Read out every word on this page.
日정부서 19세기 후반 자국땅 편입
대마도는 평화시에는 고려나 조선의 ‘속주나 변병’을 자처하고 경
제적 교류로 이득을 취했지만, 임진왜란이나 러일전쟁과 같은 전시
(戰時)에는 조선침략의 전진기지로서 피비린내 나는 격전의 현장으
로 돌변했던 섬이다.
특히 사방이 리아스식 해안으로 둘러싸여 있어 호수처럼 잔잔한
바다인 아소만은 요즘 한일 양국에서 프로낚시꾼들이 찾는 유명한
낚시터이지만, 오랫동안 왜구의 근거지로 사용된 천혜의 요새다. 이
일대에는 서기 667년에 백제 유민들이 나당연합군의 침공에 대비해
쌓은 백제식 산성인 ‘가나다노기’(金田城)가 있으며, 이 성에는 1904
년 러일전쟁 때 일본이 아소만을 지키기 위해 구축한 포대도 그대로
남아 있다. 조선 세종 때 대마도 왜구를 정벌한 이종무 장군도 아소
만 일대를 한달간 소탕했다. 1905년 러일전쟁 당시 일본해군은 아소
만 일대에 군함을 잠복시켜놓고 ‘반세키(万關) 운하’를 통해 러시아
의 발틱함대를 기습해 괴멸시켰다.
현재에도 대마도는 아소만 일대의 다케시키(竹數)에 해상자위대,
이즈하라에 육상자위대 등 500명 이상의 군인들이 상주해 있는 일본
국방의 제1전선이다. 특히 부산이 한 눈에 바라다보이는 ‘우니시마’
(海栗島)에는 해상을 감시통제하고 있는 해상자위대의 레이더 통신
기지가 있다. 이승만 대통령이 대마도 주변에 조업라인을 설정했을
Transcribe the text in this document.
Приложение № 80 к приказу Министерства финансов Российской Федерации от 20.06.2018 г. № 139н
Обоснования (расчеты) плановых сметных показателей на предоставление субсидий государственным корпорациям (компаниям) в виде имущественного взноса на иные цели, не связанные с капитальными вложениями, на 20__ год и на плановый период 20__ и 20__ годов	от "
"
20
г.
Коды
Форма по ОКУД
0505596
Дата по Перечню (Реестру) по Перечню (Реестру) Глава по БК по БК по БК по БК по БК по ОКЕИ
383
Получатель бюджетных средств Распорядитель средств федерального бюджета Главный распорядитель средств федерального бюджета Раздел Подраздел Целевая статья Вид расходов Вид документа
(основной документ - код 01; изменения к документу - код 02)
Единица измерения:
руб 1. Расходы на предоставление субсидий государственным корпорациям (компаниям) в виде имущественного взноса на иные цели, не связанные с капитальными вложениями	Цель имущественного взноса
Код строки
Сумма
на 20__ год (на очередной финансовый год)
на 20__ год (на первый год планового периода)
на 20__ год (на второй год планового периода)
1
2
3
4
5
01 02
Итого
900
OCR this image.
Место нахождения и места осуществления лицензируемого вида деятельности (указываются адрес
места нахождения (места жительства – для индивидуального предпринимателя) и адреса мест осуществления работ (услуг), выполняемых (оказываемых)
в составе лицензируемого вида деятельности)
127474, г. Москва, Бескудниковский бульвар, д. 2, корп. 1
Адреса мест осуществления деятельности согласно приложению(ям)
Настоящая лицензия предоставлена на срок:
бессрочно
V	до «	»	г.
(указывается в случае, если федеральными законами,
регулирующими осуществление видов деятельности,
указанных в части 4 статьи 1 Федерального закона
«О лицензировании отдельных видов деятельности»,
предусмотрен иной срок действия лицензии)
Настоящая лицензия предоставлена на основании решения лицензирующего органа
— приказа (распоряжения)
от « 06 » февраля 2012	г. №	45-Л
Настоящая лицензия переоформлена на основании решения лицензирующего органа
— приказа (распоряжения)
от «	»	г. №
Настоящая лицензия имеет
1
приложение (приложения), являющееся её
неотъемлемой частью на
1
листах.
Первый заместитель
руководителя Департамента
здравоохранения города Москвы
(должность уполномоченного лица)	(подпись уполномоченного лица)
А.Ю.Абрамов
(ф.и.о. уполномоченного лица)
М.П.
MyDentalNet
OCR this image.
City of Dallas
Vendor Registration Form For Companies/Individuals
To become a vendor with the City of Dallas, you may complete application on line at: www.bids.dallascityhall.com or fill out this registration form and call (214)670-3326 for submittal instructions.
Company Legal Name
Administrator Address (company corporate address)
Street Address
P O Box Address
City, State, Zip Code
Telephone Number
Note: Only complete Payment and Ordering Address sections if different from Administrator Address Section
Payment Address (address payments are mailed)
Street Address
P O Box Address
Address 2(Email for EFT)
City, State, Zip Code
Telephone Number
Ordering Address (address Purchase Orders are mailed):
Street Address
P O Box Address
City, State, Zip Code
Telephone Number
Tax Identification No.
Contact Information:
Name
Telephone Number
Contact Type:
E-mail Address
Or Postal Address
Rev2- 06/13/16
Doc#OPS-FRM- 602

____________________

Goal of the exercise:
Extract each line from the entries above that contains the string "лица".

Task solution:
(должность уполномоченного лица)	(подпись уполномоченного лица)
(ф.и.о. уполномоченного лица)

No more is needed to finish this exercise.